Brief:
Reproduce each line exactly.

"""

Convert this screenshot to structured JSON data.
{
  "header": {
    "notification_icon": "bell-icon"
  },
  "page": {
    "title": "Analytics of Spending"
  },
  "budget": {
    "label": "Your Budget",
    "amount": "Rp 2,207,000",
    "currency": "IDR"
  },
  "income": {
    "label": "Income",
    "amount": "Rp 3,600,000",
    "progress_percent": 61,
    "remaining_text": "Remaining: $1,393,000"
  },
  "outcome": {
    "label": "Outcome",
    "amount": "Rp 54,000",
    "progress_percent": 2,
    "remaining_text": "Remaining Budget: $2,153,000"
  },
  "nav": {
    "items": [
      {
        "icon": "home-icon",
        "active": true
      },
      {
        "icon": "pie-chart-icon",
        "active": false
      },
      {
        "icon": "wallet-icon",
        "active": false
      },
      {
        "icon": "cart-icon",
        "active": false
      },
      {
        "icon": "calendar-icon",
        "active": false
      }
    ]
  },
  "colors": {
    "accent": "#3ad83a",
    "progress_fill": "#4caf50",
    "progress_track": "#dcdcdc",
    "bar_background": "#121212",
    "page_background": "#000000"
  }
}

"""

Written response:
Convert this screenshot to structured JSON data.
{
  "header": {
    "notification_icon": "bell-icon"
  },
  "page": {
    "title": "Analytics of Spending"
  },
  "budget": {
    "label": "Your Budget",
    "amount": "Rp 2,207,000",
    "currency": "IDR"
  },
  "income": {
    "label": "Income",
    "amount": "Rp 3,600,000",
    "progress_percent": 61,
    "remaining_text": "Remaining: $1,393,000"
  },
  "outcome": {
    "label": "Outcome",
    "amount": "Rp 54,000",
    "progress_percent": 2,
    "remaining_text": "Remaining Budget: $2,153,000"
  },
  "nav": {
    "items": [
      {
        "icon": "home-icon",
        "active": true
      },
      {
        "icon": "pie-chart-icon",
        "active": false
      },
      {
        "icon": "wallet-icon",
        "active": false
      },
      {
        "icon": "cart-icon",
        "active": false
      },
      {
        "icon": "calendar-icon",
        "active": false
      }
    ]
  },
  "colors": {
    "accent": "#3ad83a",
    "progress_fill": "#4caf50",
    "progress_track": "#dcdcdc",
    "bar_background": "#121212",
    "page_background": "#000000"
  }
}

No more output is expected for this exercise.